§ **Exercise directions**:
Pick out each line with the word "Treatment" from the material that follows.

Records from a dataset:
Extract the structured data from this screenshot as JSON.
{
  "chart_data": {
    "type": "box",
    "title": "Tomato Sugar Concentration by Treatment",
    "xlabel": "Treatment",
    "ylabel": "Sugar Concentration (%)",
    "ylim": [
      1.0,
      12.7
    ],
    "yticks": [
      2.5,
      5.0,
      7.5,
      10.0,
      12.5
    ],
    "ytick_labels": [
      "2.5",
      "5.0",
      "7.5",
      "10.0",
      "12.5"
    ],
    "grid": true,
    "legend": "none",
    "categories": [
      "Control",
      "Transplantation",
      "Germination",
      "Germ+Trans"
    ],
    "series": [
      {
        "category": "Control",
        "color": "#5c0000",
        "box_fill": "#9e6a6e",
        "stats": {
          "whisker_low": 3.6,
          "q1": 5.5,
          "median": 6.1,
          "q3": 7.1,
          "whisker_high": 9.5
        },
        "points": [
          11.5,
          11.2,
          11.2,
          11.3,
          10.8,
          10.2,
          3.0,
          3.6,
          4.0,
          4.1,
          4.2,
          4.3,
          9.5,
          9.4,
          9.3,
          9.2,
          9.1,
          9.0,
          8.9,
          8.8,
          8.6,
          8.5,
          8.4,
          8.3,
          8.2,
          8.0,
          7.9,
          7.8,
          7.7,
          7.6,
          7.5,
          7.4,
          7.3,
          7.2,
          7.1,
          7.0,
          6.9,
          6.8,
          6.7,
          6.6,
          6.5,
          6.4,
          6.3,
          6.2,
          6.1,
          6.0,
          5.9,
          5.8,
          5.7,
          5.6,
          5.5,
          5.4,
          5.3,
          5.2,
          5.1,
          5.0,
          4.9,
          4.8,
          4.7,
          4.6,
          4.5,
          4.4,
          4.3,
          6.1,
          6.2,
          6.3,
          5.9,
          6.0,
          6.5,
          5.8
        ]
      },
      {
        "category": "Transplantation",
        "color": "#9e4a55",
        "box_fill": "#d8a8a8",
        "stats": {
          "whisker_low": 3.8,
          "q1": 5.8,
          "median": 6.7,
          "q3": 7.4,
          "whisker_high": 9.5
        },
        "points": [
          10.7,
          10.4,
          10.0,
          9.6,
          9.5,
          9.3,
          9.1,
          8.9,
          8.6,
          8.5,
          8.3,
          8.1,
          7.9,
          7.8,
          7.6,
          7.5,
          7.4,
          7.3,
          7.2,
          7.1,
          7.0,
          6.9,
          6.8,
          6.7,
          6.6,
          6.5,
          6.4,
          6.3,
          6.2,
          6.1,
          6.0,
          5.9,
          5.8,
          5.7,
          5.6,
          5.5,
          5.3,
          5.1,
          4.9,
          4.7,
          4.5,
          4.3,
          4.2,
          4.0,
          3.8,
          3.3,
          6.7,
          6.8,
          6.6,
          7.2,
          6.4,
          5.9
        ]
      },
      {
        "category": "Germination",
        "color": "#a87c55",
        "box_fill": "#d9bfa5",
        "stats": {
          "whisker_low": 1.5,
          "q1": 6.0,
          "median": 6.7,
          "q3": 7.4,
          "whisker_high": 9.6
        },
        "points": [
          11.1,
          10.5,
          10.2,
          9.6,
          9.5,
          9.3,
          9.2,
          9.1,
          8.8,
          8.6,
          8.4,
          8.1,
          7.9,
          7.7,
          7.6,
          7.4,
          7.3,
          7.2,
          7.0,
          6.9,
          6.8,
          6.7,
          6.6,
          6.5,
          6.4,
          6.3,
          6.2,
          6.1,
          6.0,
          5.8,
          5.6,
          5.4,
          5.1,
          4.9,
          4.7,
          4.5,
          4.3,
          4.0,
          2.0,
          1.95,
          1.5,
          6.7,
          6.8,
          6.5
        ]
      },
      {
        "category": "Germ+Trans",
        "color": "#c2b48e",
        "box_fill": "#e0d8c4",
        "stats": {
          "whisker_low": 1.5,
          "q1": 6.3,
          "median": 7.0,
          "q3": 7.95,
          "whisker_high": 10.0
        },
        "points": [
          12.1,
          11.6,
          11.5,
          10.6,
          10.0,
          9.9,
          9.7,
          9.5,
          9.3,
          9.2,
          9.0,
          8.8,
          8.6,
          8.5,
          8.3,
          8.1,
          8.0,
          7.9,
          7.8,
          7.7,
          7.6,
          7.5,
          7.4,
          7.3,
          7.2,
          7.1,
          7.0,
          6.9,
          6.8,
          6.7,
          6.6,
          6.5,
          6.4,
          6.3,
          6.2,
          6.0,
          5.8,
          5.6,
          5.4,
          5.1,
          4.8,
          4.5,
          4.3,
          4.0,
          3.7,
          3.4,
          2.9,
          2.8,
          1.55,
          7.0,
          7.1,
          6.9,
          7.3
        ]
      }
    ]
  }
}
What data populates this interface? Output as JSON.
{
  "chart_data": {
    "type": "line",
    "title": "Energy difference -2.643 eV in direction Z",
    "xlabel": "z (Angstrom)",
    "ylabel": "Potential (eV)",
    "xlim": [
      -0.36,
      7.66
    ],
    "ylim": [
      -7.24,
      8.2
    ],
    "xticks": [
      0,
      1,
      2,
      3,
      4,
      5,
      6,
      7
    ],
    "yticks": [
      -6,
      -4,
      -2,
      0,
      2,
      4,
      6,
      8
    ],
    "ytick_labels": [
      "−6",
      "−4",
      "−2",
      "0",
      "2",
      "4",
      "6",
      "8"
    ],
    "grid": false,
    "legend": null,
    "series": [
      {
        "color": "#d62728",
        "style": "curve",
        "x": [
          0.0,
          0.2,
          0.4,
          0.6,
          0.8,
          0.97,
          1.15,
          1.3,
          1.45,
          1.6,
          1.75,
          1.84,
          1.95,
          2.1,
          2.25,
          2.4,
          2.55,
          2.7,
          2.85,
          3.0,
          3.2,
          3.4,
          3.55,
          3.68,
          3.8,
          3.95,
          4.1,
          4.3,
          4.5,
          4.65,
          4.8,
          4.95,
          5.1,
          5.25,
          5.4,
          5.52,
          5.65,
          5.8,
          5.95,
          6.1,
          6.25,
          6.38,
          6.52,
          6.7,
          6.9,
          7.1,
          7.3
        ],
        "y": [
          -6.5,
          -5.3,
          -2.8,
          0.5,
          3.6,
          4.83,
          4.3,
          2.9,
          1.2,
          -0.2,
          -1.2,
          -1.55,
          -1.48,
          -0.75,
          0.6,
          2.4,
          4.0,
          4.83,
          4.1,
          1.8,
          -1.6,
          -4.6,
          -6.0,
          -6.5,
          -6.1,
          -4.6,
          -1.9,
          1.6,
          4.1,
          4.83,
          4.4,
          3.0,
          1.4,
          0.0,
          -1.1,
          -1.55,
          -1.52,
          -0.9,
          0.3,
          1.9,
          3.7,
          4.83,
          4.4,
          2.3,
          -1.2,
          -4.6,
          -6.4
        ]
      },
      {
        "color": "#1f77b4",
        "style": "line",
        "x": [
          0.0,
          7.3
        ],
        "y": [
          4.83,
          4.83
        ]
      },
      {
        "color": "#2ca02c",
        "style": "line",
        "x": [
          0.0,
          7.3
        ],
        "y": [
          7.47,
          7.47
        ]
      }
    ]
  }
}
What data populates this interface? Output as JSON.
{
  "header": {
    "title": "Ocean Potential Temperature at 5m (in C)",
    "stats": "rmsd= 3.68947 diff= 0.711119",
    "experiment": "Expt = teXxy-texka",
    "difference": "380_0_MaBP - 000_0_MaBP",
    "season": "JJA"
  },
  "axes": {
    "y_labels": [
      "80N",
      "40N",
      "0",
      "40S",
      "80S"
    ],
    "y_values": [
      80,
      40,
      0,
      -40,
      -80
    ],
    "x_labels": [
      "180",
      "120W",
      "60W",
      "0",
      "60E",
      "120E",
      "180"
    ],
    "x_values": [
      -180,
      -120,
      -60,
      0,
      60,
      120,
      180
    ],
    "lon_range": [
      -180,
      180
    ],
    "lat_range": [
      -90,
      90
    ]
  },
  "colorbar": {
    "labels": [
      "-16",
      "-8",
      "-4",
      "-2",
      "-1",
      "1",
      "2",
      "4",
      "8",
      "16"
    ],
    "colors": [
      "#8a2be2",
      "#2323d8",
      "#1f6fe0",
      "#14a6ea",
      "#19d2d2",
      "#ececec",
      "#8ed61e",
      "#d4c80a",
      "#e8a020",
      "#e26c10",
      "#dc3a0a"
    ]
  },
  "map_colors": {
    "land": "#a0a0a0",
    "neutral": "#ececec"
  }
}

§ **Task result**:
    "title": "Tomato Sugar Concentration by Treatment",
    "xlabel": "Treatment",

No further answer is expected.